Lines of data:
• • • • •
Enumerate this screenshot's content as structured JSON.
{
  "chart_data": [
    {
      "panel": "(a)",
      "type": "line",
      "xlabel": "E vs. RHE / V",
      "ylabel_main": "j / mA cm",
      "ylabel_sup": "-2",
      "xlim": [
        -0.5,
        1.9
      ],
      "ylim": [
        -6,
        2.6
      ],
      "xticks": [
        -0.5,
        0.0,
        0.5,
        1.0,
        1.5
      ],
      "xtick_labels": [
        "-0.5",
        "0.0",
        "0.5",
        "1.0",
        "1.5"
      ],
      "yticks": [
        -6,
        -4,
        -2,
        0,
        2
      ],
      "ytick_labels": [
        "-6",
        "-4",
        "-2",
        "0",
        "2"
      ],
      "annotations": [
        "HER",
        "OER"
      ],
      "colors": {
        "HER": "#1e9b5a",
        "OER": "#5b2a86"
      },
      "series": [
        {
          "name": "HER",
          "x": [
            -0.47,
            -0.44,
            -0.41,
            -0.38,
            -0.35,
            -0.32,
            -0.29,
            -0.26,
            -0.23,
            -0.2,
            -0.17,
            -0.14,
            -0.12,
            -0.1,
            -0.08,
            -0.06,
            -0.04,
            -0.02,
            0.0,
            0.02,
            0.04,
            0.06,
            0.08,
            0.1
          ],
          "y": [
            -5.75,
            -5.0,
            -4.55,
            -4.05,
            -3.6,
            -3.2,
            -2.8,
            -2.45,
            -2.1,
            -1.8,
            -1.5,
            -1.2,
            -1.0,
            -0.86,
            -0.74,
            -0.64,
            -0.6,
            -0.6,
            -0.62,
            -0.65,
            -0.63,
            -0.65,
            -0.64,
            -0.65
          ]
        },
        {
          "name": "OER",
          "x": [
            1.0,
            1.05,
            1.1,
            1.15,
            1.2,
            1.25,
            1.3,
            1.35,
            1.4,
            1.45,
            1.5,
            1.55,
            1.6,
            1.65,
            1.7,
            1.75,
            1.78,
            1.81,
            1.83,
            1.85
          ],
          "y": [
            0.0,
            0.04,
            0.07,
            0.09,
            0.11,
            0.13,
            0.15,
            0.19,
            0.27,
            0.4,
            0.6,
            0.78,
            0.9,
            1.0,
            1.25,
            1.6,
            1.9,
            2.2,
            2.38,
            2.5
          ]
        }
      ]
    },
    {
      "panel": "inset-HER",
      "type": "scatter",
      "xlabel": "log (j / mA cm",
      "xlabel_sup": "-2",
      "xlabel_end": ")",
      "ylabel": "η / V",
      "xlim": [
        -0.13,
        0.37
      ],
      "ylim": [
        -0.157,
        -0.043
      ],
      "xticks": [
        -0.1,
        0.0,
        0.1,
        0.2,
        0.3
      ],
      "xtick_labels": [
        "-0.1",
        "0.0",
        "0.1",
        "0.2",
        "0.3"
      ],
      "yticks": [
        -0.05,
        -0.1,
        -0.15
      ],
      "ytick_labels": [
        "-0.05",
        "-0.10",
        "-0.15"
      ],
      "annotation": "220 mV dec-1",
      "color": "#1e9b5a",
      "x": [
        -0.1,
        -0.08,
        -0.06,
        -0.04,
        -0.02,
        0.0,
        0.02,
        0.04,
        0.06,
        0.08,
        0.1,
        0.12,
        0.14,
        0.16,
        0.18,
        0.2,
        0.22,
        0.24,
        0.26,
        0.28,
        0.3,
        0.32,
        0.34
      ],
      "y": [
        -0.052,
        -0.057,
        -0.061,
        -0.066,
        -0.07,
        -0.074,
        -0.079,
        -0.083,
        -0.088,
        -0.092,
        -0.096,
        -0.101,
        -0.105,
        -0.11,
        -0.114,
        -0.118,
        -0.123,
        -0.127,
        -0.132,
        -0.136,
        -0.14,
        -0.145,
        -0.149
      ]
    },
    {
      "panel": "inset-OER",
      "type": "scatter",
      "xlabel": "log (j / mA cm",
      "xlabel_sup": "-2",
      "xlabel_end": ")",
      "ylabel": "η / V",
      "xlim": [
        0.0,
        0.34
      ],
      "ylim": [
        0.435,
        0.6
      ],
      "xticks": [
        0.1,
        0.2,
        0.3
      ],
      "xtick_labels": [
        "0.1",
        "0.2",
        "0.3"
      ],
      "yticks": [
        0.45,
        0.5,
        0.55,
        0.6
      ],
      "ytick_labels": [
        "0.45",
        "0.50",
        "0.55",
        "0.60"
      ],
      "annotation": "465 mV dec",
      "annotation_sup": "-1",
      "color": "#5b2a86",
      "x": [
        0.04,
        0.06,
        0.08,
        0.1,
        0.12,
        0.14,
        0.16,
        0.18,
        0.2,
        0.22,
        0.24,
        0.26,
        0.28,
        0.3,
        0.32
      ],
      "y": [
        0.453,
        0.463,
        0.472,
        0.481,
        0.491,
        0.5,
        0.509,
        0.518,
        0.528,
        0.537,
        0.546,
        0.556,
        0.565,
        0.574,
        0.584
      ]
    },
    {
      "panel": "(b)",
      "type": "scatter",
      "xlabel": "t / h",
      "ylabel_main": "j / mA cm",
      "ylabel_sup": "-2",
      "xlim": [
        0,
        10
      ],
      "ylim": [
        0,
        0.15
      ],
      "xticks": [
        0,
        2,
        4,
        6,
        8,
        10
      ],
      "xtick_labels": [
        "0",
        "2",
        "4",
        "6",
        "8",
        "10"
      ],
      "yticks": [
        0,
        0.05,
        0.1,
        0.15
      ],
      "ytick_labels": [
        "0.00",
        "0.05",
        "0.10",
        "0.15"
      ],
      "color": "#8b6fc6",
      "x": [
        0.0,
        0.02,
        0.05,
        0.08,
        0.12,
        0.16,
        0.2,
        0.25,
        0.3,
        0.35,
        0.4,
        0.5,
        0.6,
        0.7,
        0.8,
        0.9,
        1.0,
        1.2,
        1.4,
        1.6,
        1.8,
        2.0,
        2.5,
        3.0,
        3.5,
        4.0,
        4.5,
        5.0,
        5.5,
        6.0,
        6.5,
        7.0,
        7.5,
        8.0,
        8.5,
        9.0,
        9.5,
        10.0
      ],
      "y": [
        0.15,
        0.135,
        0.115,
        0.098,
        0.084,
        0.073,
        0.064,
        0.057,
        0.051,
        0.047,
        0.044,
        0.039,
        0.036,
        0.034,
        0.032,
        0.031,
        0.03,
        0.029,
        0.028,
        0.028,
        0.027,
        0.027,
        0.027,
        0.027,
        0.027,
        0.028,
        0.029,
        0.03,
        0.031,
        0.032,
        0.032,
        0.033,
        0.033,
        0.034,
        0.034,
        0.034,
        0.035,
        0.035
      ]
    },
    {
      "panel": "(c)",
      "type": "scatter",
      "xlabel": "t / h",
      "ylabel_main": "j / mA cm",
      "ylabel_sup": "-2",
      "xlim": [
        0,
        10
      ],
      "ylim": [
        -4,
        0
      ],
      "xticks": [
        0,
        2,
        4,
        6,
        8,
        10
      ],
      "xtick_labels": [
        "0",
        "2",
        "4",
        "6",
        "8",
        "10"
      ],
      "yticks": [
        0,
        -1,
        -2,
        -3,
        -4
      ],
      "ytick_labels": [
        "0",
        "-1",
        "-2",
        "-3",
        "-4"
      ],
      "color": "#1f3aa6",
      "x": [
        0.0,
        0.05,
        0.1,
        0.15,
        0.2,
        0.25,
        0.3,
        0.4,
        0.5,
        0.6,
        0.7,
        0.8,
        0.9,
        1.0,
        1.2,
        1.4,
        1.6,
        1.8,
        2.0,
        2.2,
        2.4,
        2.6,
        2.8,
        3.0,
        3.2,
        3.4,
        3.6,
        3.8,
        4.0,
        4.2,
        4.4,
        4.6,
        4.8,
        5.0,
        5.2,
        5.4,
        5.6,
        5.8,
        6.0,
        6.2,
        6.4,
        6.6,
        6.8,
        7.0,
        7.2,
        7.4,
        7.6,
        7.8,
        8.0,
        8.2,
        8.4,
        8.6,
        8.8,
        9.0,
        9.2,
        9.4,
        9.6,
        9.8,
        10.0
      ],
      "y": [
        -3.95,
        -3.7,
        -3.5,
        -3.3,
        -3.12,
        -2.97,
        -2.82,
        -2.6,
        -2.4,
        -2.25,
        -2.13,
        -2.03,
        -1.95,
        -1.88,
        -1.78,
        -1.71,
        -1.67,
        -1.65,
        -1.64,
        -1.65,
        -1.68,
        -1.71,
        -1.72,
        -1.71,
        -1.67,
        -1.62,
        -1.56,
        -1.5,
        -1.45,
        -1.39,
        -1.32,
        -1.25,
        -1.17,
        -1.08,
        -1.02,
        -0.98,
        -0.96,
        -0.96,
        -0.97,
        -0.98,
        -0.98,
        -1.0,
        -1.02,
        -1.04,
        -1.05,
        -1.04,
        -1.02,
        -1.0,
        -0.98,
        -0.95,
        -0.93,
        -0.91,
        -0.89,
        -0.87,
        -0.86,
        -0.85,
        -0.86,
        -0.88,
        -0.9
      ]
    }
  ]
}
• • • • •
Show every line where the string "panel" appears.

**Task output**
      "panel": "(a)",
      "panel": "inset-HER",
      "panel": "inset-OER",
      "panel": "(b)",
      "panel": "(c)",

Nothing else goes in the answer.